-- Start DATA TO PROCESS --

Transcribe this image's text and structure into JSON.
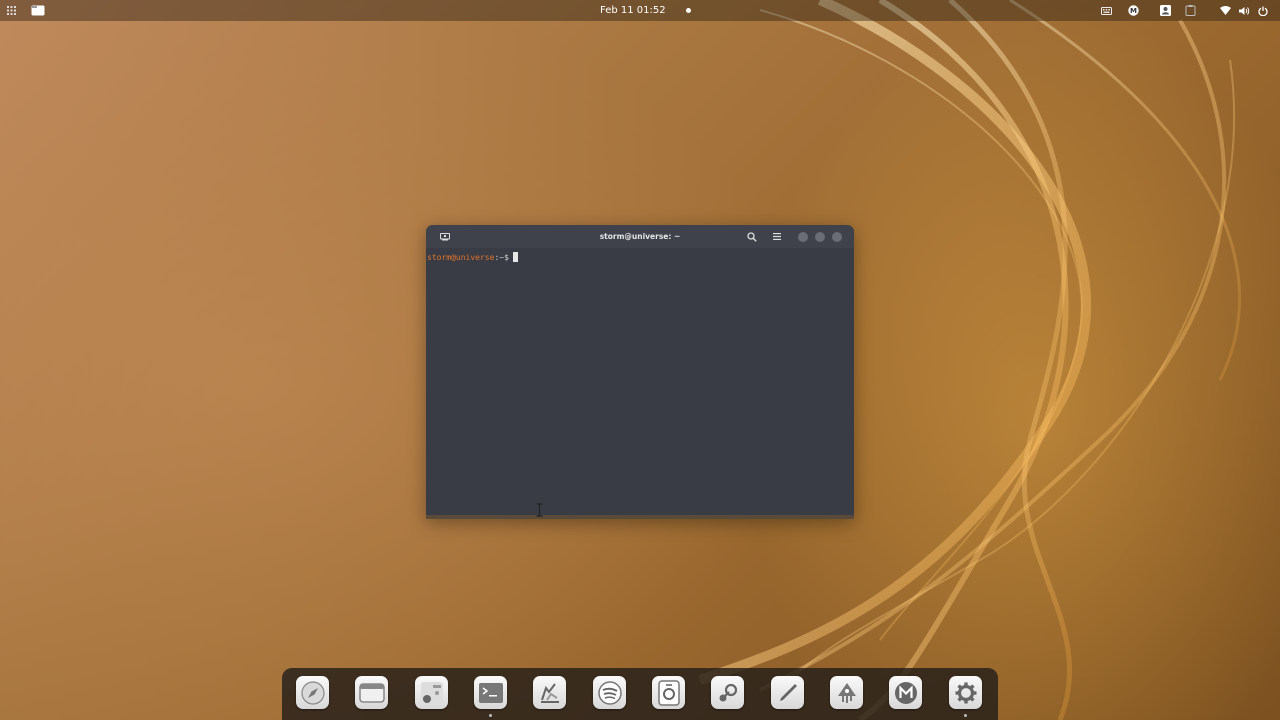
{
  "topbar": {
    "clock": "Feb 11  01:52",
    "left_icons": [
      "apps-grid-icon",
      "window-icon"
    ],
    "right_icons": [
      "keyboard-icon",
      "mega-sync-icon",
      "user-icon",
      "clipboard-icon",
      "wifi-icon",
      "volume-icon",
      "power-icon"
    ]
  },
  "terminal": {
    "title": "storm@universe: ~",
    "prompt_user": "storm@universe",
    "prompt_path": ":~$"
  },
  "dock": {
    "items": [
      {
        "name": "safari-compass-icon",
        "running": false
      },
      {
        "name": "files-window-icon",
        "running": false
      },
      {
        "name": "gnome-tweaks-icon",
        "running": false
      },
      {
        "name": "terminal-icon",
        "running": true
      },
      {
        "name": "chart-app-icon",
        "running": false
      },
      {
        "name": "spotify-icon",
        "running": false
      },
      {
        "name": "camera-app-icon",
        "running": false
      },
      {
        "name": "steam-icon",
        "running": false
      },
      {
        "name": "inkscape-pen-icon",
        "running": false
      },
      {
        "name": "graphics-editor-icon",
        "running": false
      },
      {
        "name": "mega-icon",
        "running": false
      },
      {
        "name": "settings-gear-icon",
        "running": true
      }
    ]
  },
  "colors": {
    "prompt_user": "#e0742a",
    "terminal_bg": "#393c45"
  }
}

-- End DATA TO PROCESS --

### WHAT TO WORK ON
Pictures don't belong in the copy. Transcribe every record exactly as it appears.

### SOLUTION TO THIS TASK
Transcribe this image's text and structure into JSON.
{
  "topbar": {
    "clock": "Feb 11  01:52",
    "left_icons": [
      "apps-grid-icon",
      "window-icon"
    ],
    "right_icons": [
      "keyboard-icon",
      "mega-sync-icon",
      "user-icon",
      "clipboard-icon",
      "wifi-icon",
      "volume-icon",
      "power-icon"
    ]
  },
  "terminal": {
    "title": "storm@universe: ~",
    "prompt_user": "storm@universe",
    "prompt_path": ":~$"
  },
  "dock": {
    "items": [
      {
        "name": "safari-compass-icon",
        "running": false
      },
      {
        "name": "files-window-icon",
        "running": false
      },
      {
        "name": "gnome-tweaks-icon",
        "running": false
      },
      {
        "name": "terminal-icon",
        "running": true
      },
      {
        "name": "chart-app-icon",
        "running": false
      },
      {
        "name": "spotify-icon",
        "running": false
      },
      {
        "name": "camera-app-icon",
        "running": false
      },
      {
        "name": "steam-icon",
        "running": false
      },
      {
        "name": "inkscape-pen-icon",
        "running": false
      },
      {
        "name": "graphics-editor-icon",
        "running": false
      },
      {
        "name": "mega-icon",
        "running": false
      },
      {
        "name": "settings-gear-icon",
        "running": true
      }
    ]
  },
  "colors": {
    "prompt_user": "#e0742a",
    "terminal_bg": "#393c45"
  }
}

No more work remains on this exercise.